══ SOURCE MATERIAL ══

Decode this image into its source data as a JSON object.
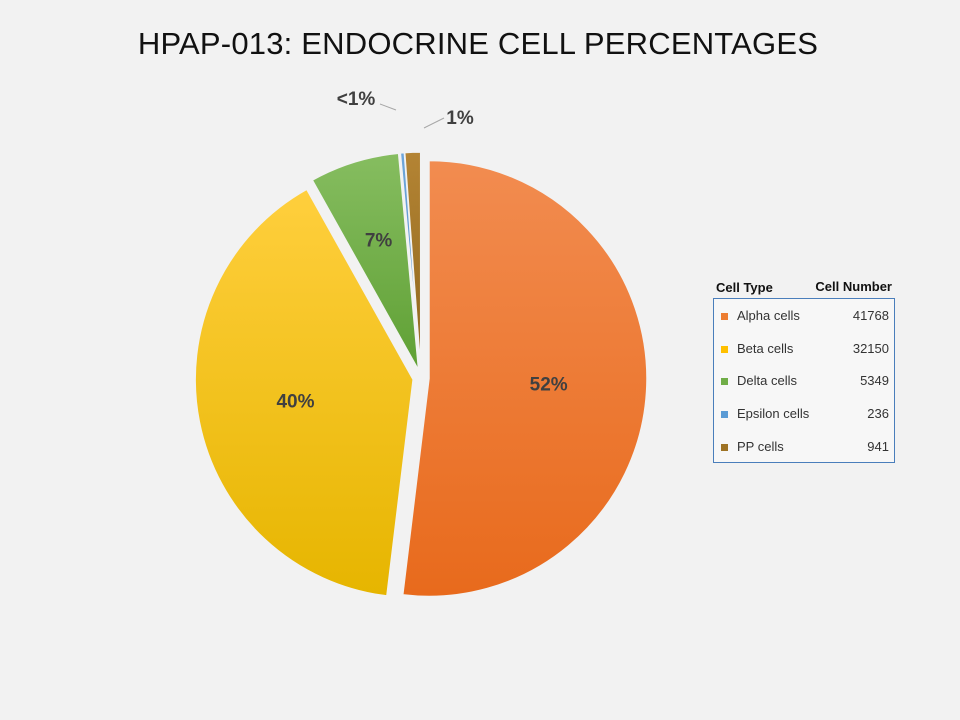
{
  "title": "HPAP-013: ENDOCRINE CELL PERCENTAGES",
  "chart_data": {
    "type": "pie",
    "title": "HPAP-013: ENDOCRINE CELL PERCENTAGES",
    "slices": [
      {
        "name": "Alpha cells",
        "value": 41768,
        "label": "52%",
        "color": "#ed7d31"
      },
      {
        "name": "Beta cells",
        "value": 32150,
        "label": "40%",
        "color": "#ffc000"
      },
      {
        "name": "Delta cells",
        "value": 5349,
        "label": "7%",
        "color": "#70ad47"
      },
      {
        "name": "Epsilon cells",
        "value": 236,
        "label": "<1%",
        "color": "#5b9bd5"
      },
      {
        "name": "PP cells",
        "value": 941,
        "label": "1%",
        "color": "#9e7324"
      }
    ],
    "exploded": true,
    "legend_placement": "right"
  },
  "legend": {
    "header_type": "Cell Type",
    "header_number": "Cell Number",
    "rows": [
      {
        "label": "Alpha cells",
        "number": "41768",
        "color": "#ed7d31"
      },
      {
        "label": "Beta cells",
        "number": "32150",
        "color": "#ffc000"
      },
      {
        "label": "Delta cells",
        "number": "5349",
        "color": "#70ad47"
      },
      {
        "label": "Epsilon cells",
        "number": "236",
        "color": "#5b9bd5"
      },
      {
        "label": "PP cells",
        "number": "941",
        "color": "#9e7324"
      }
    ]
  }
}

═══

*ABOUT THIS EXERCISE:* Out of the records above, pick each line that contains the string "ENDOCRINE".

*ANSWER SPACE:*
  "title": "HPAP-013: ENDOCRINE CELL PERCENTAGES",
    "title": "HPAP-013: ENDOCRINE CELL PERCENTAGES",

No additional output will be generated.